● **OBJECTIVE**
State the number of lines in the material below that have "true" in them, without any other text.

________________

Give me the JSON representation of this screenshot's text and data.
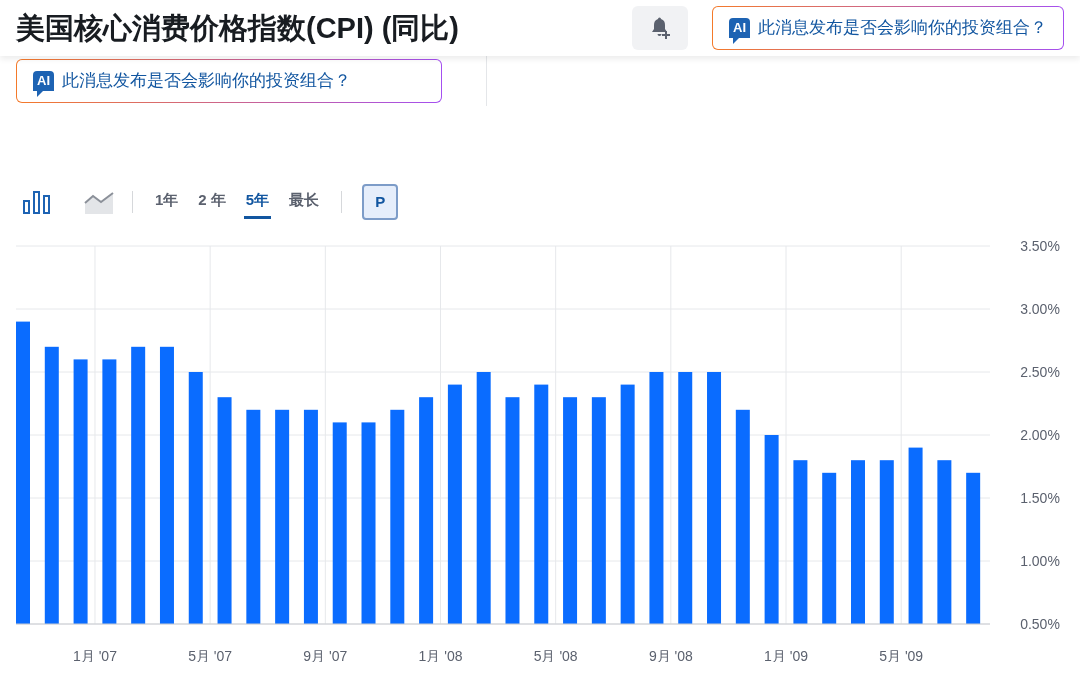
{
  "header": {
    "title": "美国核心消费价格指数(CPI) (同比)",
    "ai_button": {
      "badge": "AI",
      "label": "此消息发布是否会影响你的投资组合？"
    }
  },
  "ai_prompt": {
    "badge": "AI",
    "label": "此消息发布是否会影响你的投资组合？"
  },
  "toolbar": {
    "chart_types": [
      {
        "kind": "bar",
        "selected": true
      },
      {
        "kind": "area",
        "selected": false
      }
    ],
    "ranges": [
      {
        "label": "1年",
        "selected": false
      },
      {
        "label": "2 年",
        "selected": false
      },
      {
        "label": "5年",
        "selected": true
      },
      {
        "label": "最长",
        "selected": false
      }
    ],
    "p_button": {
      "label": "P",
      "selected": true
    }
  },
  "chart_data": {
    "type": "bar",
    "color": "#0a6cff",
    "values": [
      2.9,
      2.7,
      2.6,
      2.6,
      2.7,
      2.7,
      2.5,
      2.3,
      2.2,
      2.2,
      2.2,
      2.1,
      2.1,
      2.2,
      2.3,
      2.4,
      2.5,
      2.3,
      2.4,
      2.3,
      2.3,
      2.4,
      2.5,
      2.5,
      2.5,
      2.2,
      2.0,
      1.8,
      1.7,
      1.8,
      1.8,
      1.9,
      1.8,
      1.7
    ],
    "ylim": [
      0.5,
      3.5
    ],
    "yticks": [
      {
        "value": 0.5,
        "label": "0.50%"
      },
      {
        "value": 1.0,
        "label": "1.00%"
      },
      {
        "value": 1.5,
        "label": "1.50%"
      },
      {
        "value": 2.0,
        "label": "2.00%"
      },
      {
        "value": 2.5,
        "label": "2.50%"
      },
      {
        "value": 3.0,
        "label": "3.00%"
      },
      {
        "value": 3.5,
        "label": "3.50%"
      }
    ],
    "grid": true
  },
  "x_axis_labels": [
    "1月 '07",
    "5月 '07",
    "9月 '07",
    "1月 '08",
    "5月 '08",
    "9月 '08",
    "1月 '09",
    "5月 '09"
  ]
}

________________

● **EXERCISE ANSWER**
4